*Source records*.
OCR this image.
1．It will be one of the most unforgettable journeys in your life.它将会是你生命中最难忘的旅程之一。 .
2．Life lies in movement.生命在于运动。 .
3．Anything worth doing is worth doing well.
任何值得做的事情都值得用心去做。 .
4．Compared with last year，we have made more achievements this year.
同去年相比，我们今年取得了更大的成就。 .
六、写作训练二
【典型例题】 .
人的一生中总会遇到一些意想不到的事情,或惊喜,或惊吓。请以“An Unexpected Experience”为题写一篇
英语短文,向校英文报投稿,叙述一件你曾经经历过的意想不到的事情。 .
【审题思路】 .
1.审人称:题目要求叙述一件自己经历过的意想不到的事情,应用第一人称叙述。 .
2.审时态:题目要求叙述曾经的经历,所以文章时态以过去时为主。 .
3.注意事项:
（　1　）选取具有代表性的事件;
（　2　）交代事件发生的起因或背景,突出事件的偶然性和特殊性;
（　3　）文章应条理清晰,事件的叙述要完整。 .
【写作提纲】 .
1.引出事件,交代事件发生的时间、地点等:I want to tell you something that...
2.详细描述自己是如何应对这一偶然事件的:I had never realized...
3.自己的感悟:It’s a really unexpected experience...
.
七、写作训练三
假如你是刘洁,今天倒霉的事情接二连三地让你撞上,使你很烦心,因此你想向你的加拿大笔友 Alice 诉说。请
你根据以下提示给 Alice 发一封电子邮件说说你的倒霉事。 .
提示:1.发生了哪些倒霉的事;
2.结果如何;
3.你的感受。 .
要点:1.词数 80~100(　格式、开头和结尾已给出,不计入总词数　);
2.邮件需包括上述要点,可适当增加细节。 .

* * *

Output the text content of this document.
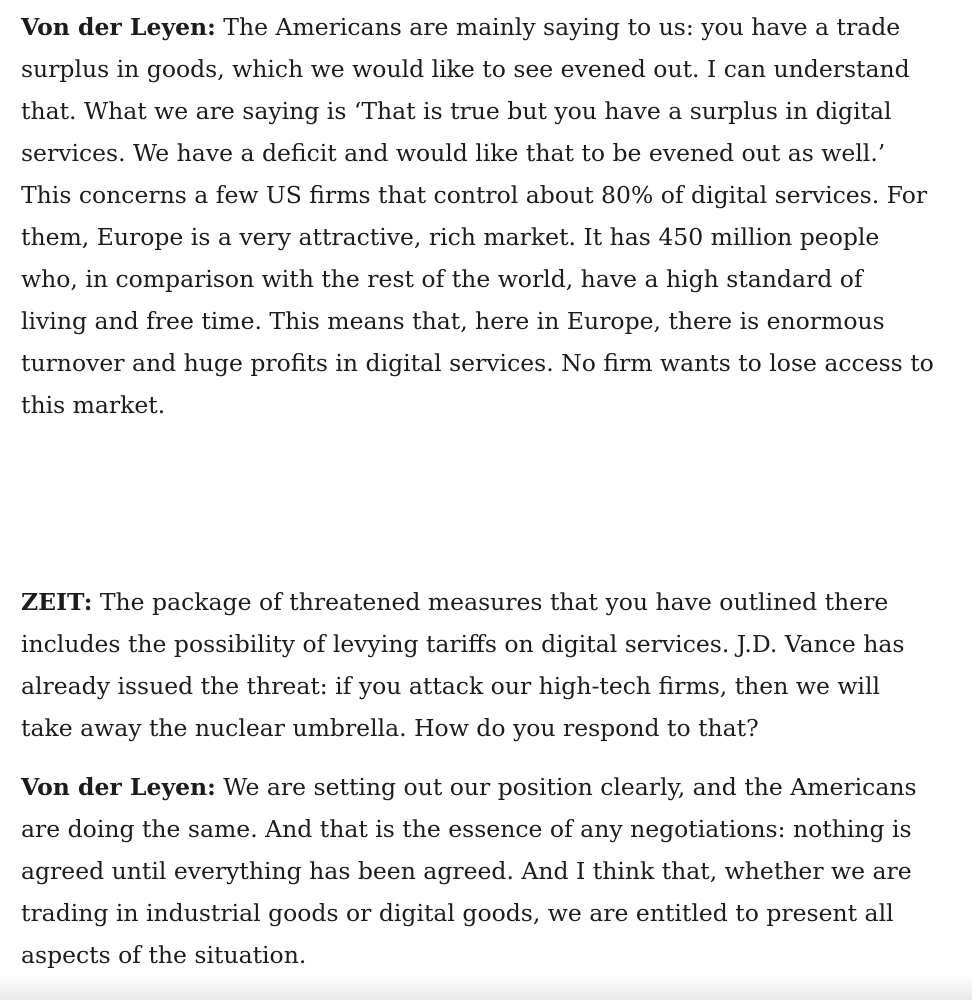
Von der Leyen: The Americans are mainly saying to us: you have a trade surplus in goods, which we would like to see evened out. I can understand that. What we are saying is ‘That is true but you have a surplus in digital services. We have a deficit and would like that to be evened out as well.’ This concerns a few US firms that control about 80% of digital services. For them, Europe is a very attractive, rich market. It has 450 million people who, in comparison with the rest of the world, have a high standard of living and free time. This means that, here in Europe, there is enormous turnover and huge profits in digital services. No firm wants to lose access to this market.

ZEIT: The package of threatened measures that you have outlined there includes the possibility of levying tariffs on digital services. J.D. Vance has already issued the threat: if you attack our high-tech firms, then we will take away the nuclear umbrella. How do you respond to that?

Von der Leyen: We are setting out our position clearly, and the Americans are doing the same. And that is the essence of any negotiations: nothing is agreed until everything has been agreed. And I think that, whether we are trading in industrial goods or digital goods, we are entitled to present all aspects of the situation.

--

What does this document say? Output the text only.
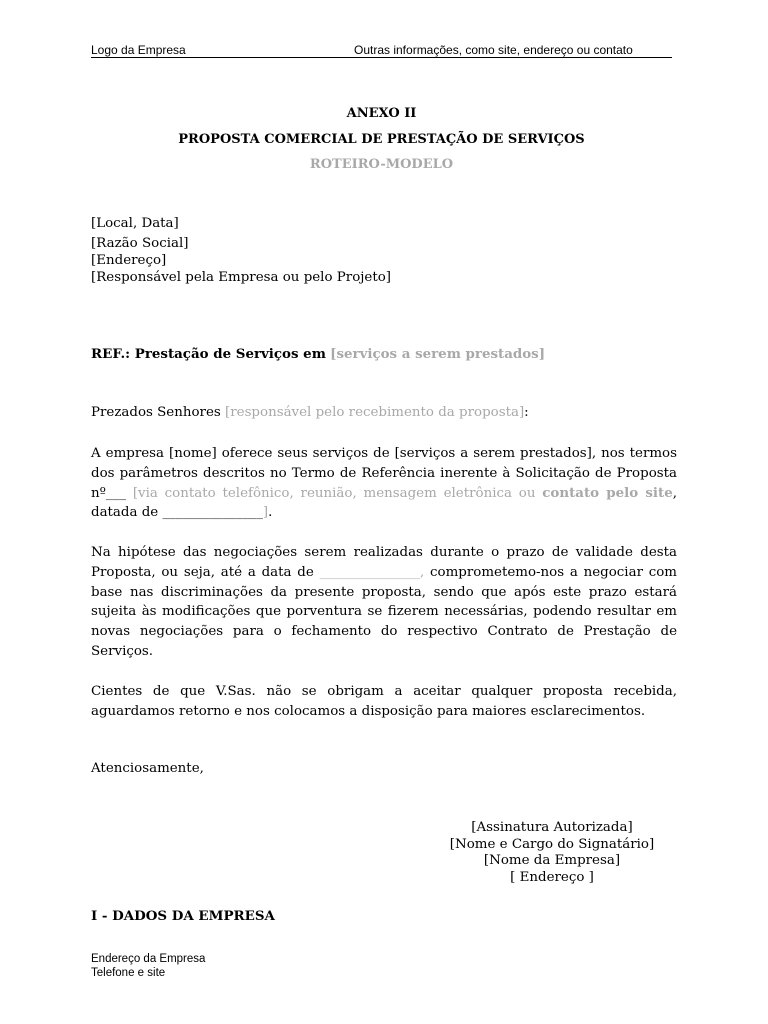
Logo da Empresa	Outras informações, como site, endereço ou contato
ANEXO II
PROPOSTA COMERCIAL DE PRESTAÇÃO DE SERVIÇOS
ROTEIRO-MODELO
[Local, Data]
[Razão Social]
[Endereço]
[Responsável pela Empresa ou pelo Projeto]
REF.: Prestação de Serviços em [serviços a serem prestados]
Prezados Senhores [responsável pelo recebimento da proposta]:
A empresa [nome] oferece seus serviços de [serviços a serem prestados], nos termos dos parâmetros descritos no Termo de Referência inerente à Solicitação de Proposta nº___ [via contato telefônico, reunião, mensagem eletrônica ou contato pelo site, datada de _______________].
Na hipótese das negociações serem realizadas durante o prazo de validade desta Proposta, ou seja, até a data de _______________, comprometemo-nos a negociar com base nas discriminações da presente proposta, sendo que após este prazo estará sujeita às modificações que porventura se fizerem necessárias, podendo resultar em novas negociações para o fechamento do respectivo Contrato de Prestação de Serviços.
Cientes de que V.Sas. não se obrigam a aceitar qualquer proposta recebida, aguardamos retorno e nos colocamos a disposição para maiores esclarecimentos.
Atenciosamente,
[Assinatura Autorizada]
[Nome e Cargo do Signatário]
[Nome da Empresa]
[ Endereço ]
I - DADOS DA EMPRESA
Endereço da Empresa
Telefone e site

*What this task involves*. Gather each line from the listing above that holds "doing".

*Exercise answer*.
3．Anything worth doing is worth doing well.
Von der Leyen: We are setting out our position clearly, and the Americans are doing the same. And that is the essence of any negotiations: nothing is agreed until everything has been agreed. And I think that, whether we are trading in industrial goods or digital goods, we are entitled to present all aspects of the situation.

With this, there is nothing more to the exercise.